(Excerpts from a dataset)
<<<<

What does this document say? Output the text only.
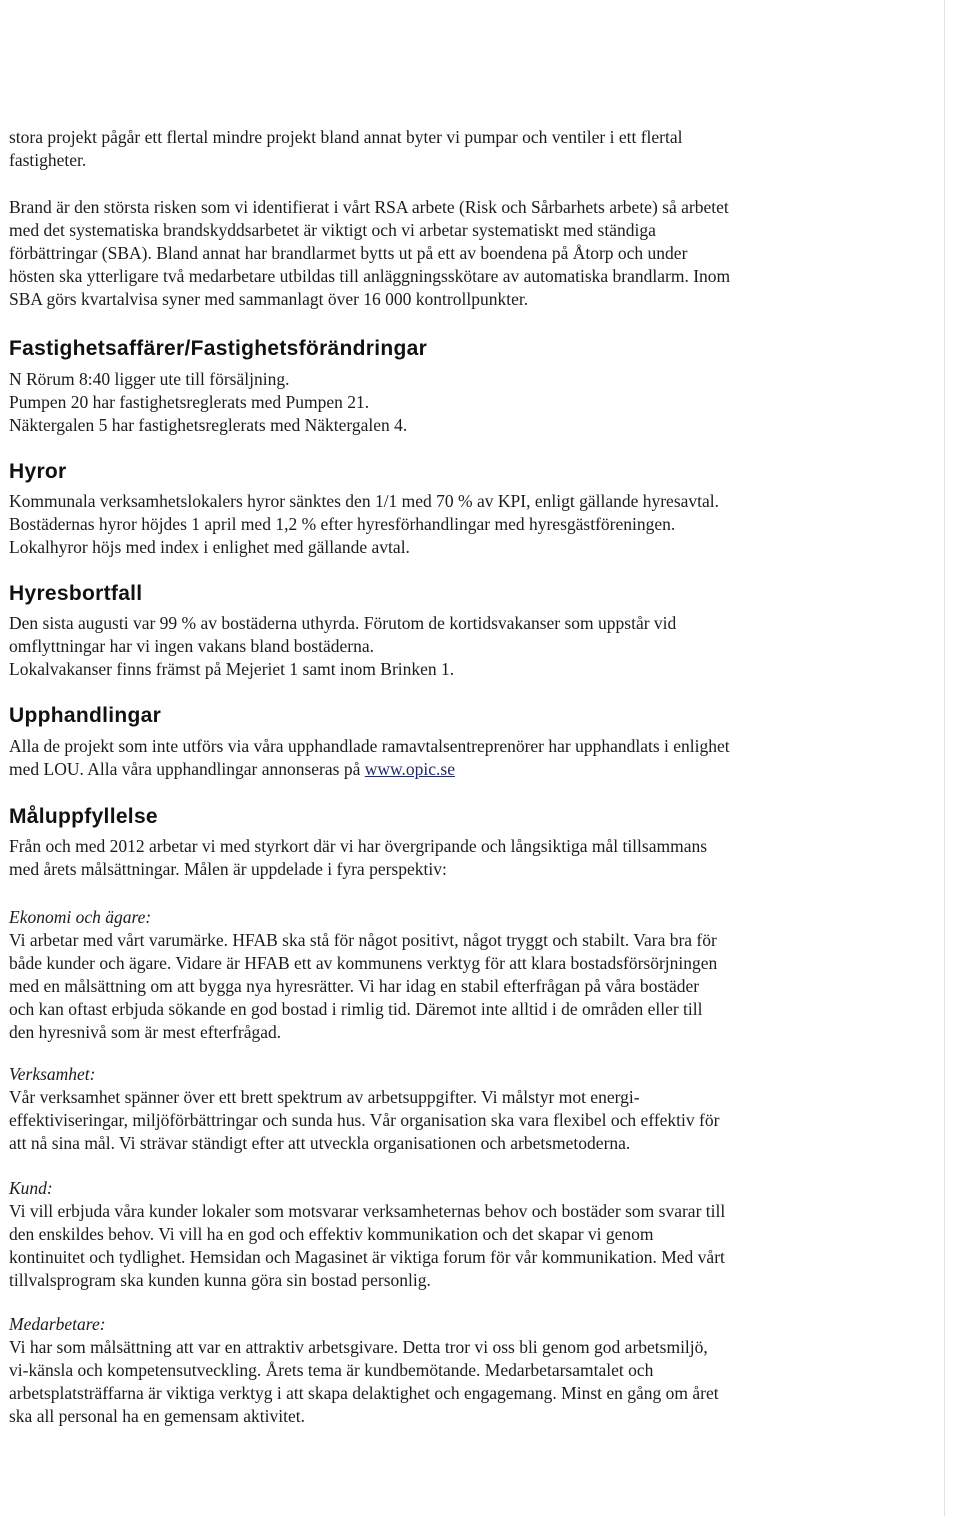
stora projekt pågår ett flertal mindre projekt bland annat byter vi pumpar och ventiler i ett flertal
fastigheter.

Brand är den största risken som vi identifierat i vårt RSA arbete (Risk och Sårbarhets arbete) så arbetet
med det systematiska brandskyddsarbetet är viktigt och vi arbetar systematiskt med ständiga
förbättringar (SBA). Bland annat har brandlarmet bytts ut på ett av boendena på Åtorp och under
hösten ska ytterligare två medarbetare utbildas till anläggningsskötare av automatiska brandlarm. Inom
SBA görs kvartalvisa syner med sammanlagt över 16 000 kontrollpunkter.

Fastighetsaffärer/Fastighetsförändringar

N Rörum 8:40 ligger ute till försäljning.
Pumpen 20 har fastighetsreglerats med Pumpen 21.
Näktergalen 5 har fastighetsreglerats med Näktergalen 4.

Hyror

Kommunala verksamhetslokalers hyror sänktes den 1/1 med 70 % av KPI, enligt gällande hyresavtal.
Bostädernas hyror höjdes 1 april med 1,2 % efter hyresförhandlingar med hyresgästföreningen.
Lokalhyror höjs med index i enlighet med gällande avtal.

Hyresbortfall

Den sista augusti var 99 % av bostäderna uthyrda. Förutom de kortidsvakanser som uppstår vid
omflyttningar har vi ingen vakans bland bostäderna.
Lokalvakanser finns främst på Mejeriet 1 samt inom Brinken 1.

Upphandlingar

Alla de projekt som inte utförs via våra upphandlade ramavtalsentreprenörer har upphandlats i enlighet
med LOU. Alla våra upphandlingar annonseras på www.opic.se

Måluppfyllelse

Från och med 2012 arbetar vi med styrkort där vi har övergripande och långsiktiga mål tillsammans
med årets målsättningar. Målen är uppdelade i fyra perspektiv:

Ekonomi och ägare:
Vi arbetar med vårt varumärke. HFAB ska stå för något positivt, något tryggt och stabilt. Vara bra för
både kunder och ägare. Vidare är HFAB ett av kommunens verktyg för att klara bostadsförsörjningen
med en målsättning om att bygga nya hyresrätter. Vi har idag en stabil efterfrågan på våra bostäder
och kan oftast erbjuda sökande en god bostad i rimlig tid. Däremot inte alltid i de områden eller till
den hyresnivå som är mest efterfrågad.
Verksamhet:
Vår verksamhet spänner över ett brett spektrum av arbetsuppgifter. Vi målstyr mot energi-
effektiviseringar, miljöförbättringar och sunda hus. Vår organisation ska vara flexibel och effektiv för
att nå sina mål. Vi strävar ständigt efter att utveckla organisationen och arbetsmetoderna.
Kund:
Vi vill erbjuda våra kunder lokaler som motsvarar verksamheternas behov och bostäder som svarar till
den enskildes behov. Vi vill ha en god och effektiv kommunikation och det skapar vi genom
kontinuitet och tydlighet. Hemsidan och Magasinet är viktiga forum för vår kommunikation. Med vårt
tillvalsprogram ska kunden kunna göra sin bostad personlig.
Medarbetare:
Vi har som målsättning att var en attraktiv arbetsgivare. Detta tror vi oss bli genom god arbetsmiljö,
vi-känsla och kompetensutveckling. Årets tema är kundbemötande. Medarbetarsamtalet och
arbetsplatsträffarna är viktiga verktyg i att skapa delaktighet och engagemang. Minst en gång om året
ska all personal ha en gemensam aktivitet.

>>>>

» **AIM OF THE EXERCISE**: Retype all entries exactly, without the images.

» **YOUR SOLUTION**:
What does this document say? Output the text only.
stora projekt pågår ett flertal mindre projekt bland annat byter vi pumpar och ventiler i ett flertal
fastigheter.

Brand är den största risken som vi identifierat i vårt RSA arbete (Risk och Sårbarhets arbete) så arbetet
med det systematiska brandskyddsarbetet är viktigt och vi arbetar systematiskt med ständiga
förbättringar (SBA). Bland annat har brandlarmet bytts ut på ett av boendena på Åtorp och under
hösten ska ytterligare två medarbetare utbildas till anläggningsskötare av automatiska brandlarm. Inom
SBA görs kvartalvisa syner med sammanlagt över 16 000 kontrollpunkter.

Fastighetsaffärer/Fastighetsförändringar

N Rörum 8:40 ligger ute till försäljning.
Pumpen 20 har fastighetsreglerats med Pumpen 21.
Näktergalen 5 har fastighetsreglerats med Näktergalen 4.

Hyror

Kommunala verksamhetslokalers hyror sänktes den 1/1 med 70 % av KPI, enligt gällande hyresavtal.
Bostädernas hyror höjdes 1 april med 1,2 % efter hyresförhandlingar med hyresgästföreningen.
Lokalhyror höjs med index i enlighet med gällande avtal.

Hyresbortfall

Den sista augusti var 99 % av bostäderna uthyrda. Förutom de kortidsvakanser som uppstår vid
omflyttningar har vi ingen vakans bland bostäderna.
Lokalvakanser finns främst på Mejeriet 1 samt inom Brinken 1.

Upphandlingar

Alla de projekt som inte utförs via våra upphandlade ramavtalsentreprenörer har upphandlats i enlighet
med LOU. Alla våra upphandlingar annonseras på www.opic.se

Måluppfyllelse

Från och med 2012 arbetar vi med styrkort där vi har övergripande och långsiktiga mål tillsammans
med årets målsättningar. Målen är uppdelade i fyra perspektiv:

Ekonomi och ägare:
Vi arbetar med vårt varumärke. HFAB ska stå för något positivt, något tryggt och stabilt. Vara bra för
både kunder och ägare. Vidare är HFAB ett av kommunens verktyg för att klara bostadsförsörjningen
med en målsättning om att bygga nya hyresrätter. Vi har idag en stabil efterfrågan på våra bostäder
och kan oftast erbjuda sökande en god bostad i rimlig tid. Däremot inte alltid i de områden eller till
den hyresnivå som är mest efterfrågad.
Verksamhet:
Vår verksamhet spänner över ett brett spektrum av arbetsuppgifter. Vi målstyr mot energi-
effektiviseringar, miljöförbättringar och sunda hus. Vår organisation ska vara flexibel och effektiv för
att nå sina mål. Vi strävar ständigt efter att utveckla organisationen och arbetsmetoderna.
Kund:
Vi vill erbjuda våra kunder lokaler som motsvarar verksamheternas behov och bostäder som svarar till
den enskildes behov. Vi vill ha en god och effektiv kommunikation och det skapar vi genom
kontinuitet och tydlighet. Hemsidan och Magasinet är viktiga forum för vår kommunikation. Med vårt
tillvalsprogram ska kunden kunna göra sin bostad personlig.
Medarbetare:
Vi har som målsättning att var en attraktiv arbetsgivare. Detta tror vi oss bli genom god arbetsmiljö,
vi-känsla och kompetensutveckling. Årets tema är kundbemötande. Medarbetarsamtalet och
arbetsplatsträffarna är viktiga verktyg i att skapa delaktighet och engagemang. Minst en gång om året
ska all personal ha en gemensam aktivitet.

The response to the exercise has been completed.